» Given task:
Starting with the line that includes "What's the underlying", write out every remaining line of the records below exactly as it appears, leaving out any images.

» Supplied records:
===

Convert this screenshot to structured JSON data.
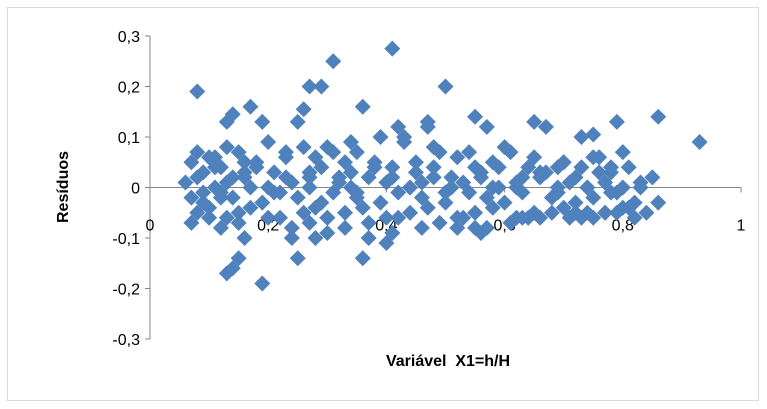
{
  "chart_data": {
    "type": "scatter",
    "xlabel": "Variável  X1=h/H",
    "ylabel": "Resíduos",
    "xlim": [
      0,
      1
    ],
    "ylim": [
      -0.3,
      0.3
    ],
    "x_ticks": [
      "0",
      "0,2",
      "0,4",
      "0,6",
      "0,8",
      "1"
    ],
    "y_ticks": [
      "0,3",
      "0,2",
      "0,1",
      "0",
      "-0,1",
      "-0,2",
      "-0,3"
    ],
    "grid": false,
    "legend": "none",
    "marker": "diamond",
    "color": "#4f81bd",
    "series": [
      {
        "x": [
          0.08,
          0.13,
          0.14,
          0.17,
          0.19,
          0.25,
          0.26,
          0.27,
          0.29,
          0.31,
          0.36,
          0.41,
          0.42,
          0.47,
          0.47,
          0.5,
          0.55,
          0.57,
          0.65,
          0.67,
          0.73,
          0.75,
          0.79,
          0.86,
          0.93,
          0.07,
          0.1,
          0.12,
          0.15,
          0.18,
          0.21,
          0.23,
          0.28,
          0.3,
          0.33,
          0.35,
          0.38,
          0.41,
          0.43,
          0.45,
          0.49,
          0.52,
          0.55,
          0.58,
          0.61,
          0.64,
          0.67,
          0.7,
          0.73,
          0.76,
          0.78,
          0.81,
          0.06,
          0.08,
          0.11,
          0.13,
          0.16,
          0.2,
          0.24,
          0.27,
          0.32,
          0.34,
          0.37,
          0.4,
          0.44,
          0.46,
          0.48,
          0.51,
          0.53,
          0.56,
          0.59,
          0.62,
          0.66,
          0.69,
          0.71,
          0.74,
          0.77,
          0.8,
          0.83,
          0.07,
          0.09,
          0.12,
          0.14,
          0.19,
          0.22,
          0.25,
          0.29,
          0.31,
          0.35,
          0.39,
          0.42,
          0.46,
          0.5,
          0.54,
          0.57,
          0.6,
          0.63,
          0.68,
          0.72,
          0.75,
          0.79,
          0.82,
          0.08,
          0.1,
          0.13,
          0.15,
          0.17,
          0.22,
          0.26,
          0.28,
          0.3,
          0.33,
          0.36,
          0.4,
          0.44,
          0.47,
          0.52,
          0.55,
          0.58,
          0.62,
          0.65,
          0.7,
          0.73,
          0.77,
          0.8,
          0.84,
          0.09,
          0.11,
          0.14,
          0.16,
          0.18,
          0.23,
          0.27,
          0.29,
          0.32,
          0.34,
          0.38,
          0.41,
          0.45,
          0.48,
          0.51,
          0.56,
          0.59,
          0.63,
          0.66,
          0.69,
          0.72,
          0.76,
          0.78,
          0.85,
          0.07,
          0.1,
          0.12,
          0.15,
          0.2,
          0.24,
          0.27,
          0.3,
          0.33,
          0.37,
          0.42,
          0.46,
          0.49,
          0.53,
          0.57,
          0.61,
          0.64,
          0.68,
          0.71,
          0.74,
          0.77,
          0.81,
          0.14,
          0.15,
          0.16,
          0.13,
          0.19,
          0.24,
          0.25,
          0.28,
          0.3,
          0.36,
          0.37,
          0.4,
          0.41,
          0.52,
          0.55,
          0.56,
          0.63,
          0.66,
          0.72,
          0.75,
          0.79,
          0.82,
          0.86,
          0.08,
          0.11,
          0.13,
          0.16,
          0.2,
          0.23,
          0.26,
          0.31,
          0.34,
          0.39,
          0.43,
          0.48,
          0.54,
          0.6,
          0.65,
          0.7,
          0.75,
          0.8,
          0.09,
          0.12,
          0.17,
          0.21,
          0.27,
          0.35,
          0.44,
          0.5,
          0.58,
          0.62,
          0.69,
          0.74,
          0.78,
          0.83
        ],
        "y": [
          0.19,
          0.13,
          0.145,
          0.16,
          0.13,
          0.13,
          0.155,
          0.2,
          0.2,
          0.25,
          0.16,
          0.275,
          0.12,
          0.12,
          0.13,
          0.2,
          0.14,
          0.12,
          0.13,
          0.12,
          0.1,
          0.105,
          0.13,
          0.14,
          0.09,
          0.05,
          0.06,
          0.04,
          0.07,
          0.05,
          0.03,
          0.07,
          0.06,
          0.08,
          0.05,
          0.07,
          0.05,
          0.04,
          0.1,
          0.05,
          0.07,
          0.06,
          0.04,
          0.05,
          0.07,
          0.04,
          0.03,
          0.05,
          0.04,
          0.06,
          0.03,
          0.04,
          0.01,
          0.02,
          0.0,
          0.01,
          0.02,
          0.0,
          0.01,
          0.02,
          0.01,
          0.0,
          0.02,
          0.01,
          0.0,
          0.01,
          0.02,
          0.0,
          0.01,
          0.02,
          0.0,
          0.01,
          0.02,
          0.0,
          0.01,
          0.0,
          0.01,
          0.0,
          0.01,
          -0.02,
          -0.03,
          -0.01,
          -0.02,
          -0.03,
          -0.01,
          -0.02,
          -0.03,
          -0.01,
          -0.02,
          -0.03,
          -0.01,
          -0.02,
          -0.03,
          -0.01,
          -0.02,
          -0.03,
          -0.01,
          -0.02,
          -0.03,
          -0.02,
          -0.01,
          -0.03,
          -0.05,
          -0.04,
          -0.06,
          -0.05,
          -0.04,
          -0.06,
          -0.05,
          -0.04,
          -0.06,
          -0.05,
          -0.04,
          -0.06,
          -0.05,
          -0.04,
          -0.06,
          -0.05,
          -0.04,
          -0.06,
          -0.05,
          -0.04,
          -0.06,
          -0.05,
          -0.04,
          -0.05,
          0.03,
          0.04,
          0.02,
          0.03,
          0.04,
          0.02,
          0.03,
          0.04,
          0.02,
          0.03,
          0.04,
          0.02,
          0.03,
          0.04,
          0.02,
          0.03,
          0.04,
          0.02,
          0.03,
          0.04,
          0.02,
          0.03,
          0.04,
          0.02,
          -0.07,
          -0.06,
          -0.08,
          -0.07,
          -0.06,
          -0.08,
          -0.07,
          -0.06,
          -0.08,
          -0.07,
          -0.06,
          -0.08,
          -0.07,
          -0.06,
          -0.08,
          -0.07,
          -0.06,
          -0.05,
          -0.06,
          -0.05,
          -0.05,
          -0.04,
          -0.16,
          -0.14,
          -0.1,
          -0.17,
          -0.19,
          -0.1,
          -0.14,
          -0.1,
          -0.09,
          -0.14,
          -0.1,
          -0.11,
          -0.09,
          -0.08,
          -0.08,
          -0.09,
          -0.06,
          -0.06,
          -0.05,
          -0.06,
          -0.05,
          -0.06,
          -0.03,
          0.07,
          0.06,
          0.08,
          0.05,
          0.09,
          0.06,
          0.08,
          0.07,
          0.09,
          0.1,
          0.09,
          0.08,
          0.07,
          0.08,
          0.06,
          0.05,
          0.06,
          0.07,
          -0.01,
          -0.02,
          0.0,
          -0.01,
          0.0,
          -0.01,
          0.0,
          -0.01,
          0.0,
          0.0,
          -0.01,
          0.0,
          -0.01,
          0.0
        ]
      }
    ]
  }
}
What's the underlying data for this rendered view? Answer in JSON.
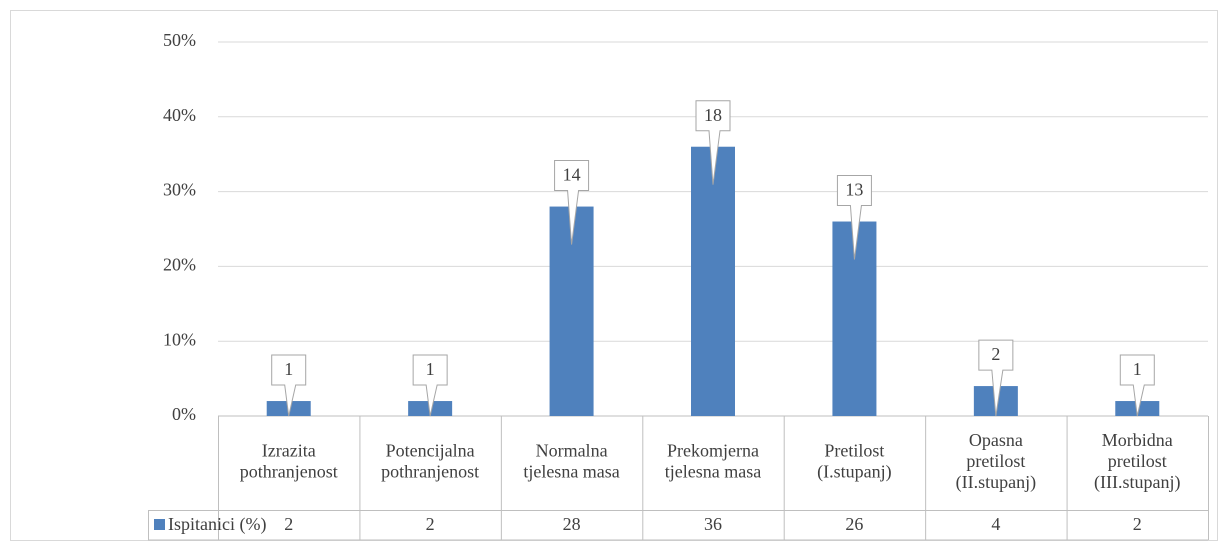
{
  "chart_data": {
    "type": "bar",
    "categories": [
      [
        "Izrazita",
        "pothranjenost"
      ],
      [
        "Potencijalna",
        "pothranjenost"
      ],
      [
        "Normalna",
        "tjelesna masa"
      ],
      [
        "Prekomjerna",
        "tjelesna masa"
      ],
      [
        "Pretilost",
        "(I.stupanj)"
      ],
      [
        "Opasna",
        "pretilost",
        "(II.stupanj)"
      ],
      [
        "Morbidna",
        "pretilost",
        "(III.stupanj)"
      ]
    ],
    "series": [
      {
        "name": "Ispitanici (%)",
        "color": "#4f81bd",
        "values": [
          2,
          2,
          28,
          36,
          26,
          4,
          2
        ]
      }
    ],
    "data_labels": [
      1,
      1,
      14,
      18,
      13,
      2,
      1
    ],
    "ylim": [
      0,
      50
    ],
    "yticks": [
      {
        "value": 0,
        "label": "0%"
      },
      {
        "value": 10,
        "label": "10%"
      },
      {
        "value": 20,
        "label": "20%"
      },
      {
        "value": 30,
        "label": "30%"
      },
      {
        "value": 40,
        "label": "40%"
      },
      {
        "value": 50,
        "label": "50%"
      }
    ],
    "grid": true
  }
}
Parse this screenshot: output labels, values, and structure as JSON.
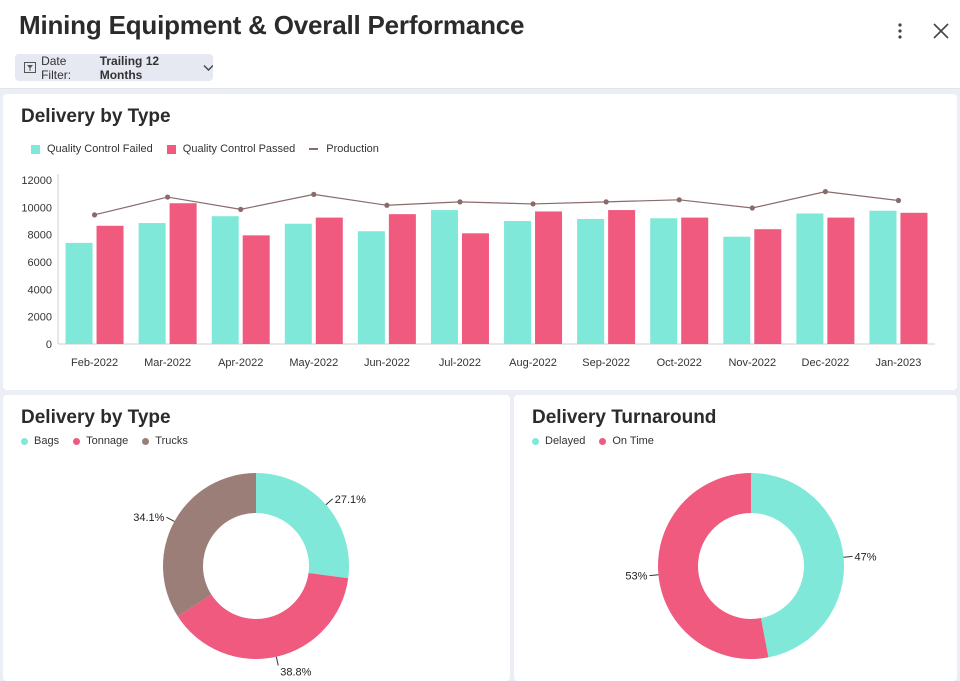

===

» Solution for this problem:
What's the underlying data for this rendered view? Answer in JSON.
{
  "chart_data": {
    "type": "bar",
    "categories": [
      [
        "Izrazita",
        "pothranjenost"
      ],
      [
        "Potencijalna",
        "pothranjenost"
      ],
      [
        "Normalna",
        "tjelesna masa"
      ],
      [
        "Prekomjerna",
        "tjelesna masa"
      ],
      [
        "Pretilost",
        "(I.stupanj)"
      ],
      [
        "Opasna",
        "pretilost",
        "(II.stupanj)"
      ],
      [
        "Morbidna",
        "pretilost",
        "(III.stupanj)"
      ]
    ],
    "series": [
      {
        "name": "Ispitanici (%)",
        "color": "#4f81bd",
        "values": [
          2,
          2,
          28,
          36,
          26,
          4,
          2
        ]
      }
    ],
    "data_labels": [
      1,
      1,
      14,
      18,
      13,
      2,
      1
    ],
    "ylim": [
      0,
      50
    ],
    "yticks": [
      {
        "value": 0,
        "label": "0%"
      },
      {
        "value": 10,
        "label": "10%"
      },
      {
        "value": 20,
        "label": "20%"
      },
      {
        "value": 30,
        "label": "30%"
      },
      {
        "value": 40,
        "label": "40%"
      },
      {
        "value": 50,
        "label": "50%"
      }
    ],
    "grid": true
  }
}
Parse this screenshot: output labels, values, and structure as JSON.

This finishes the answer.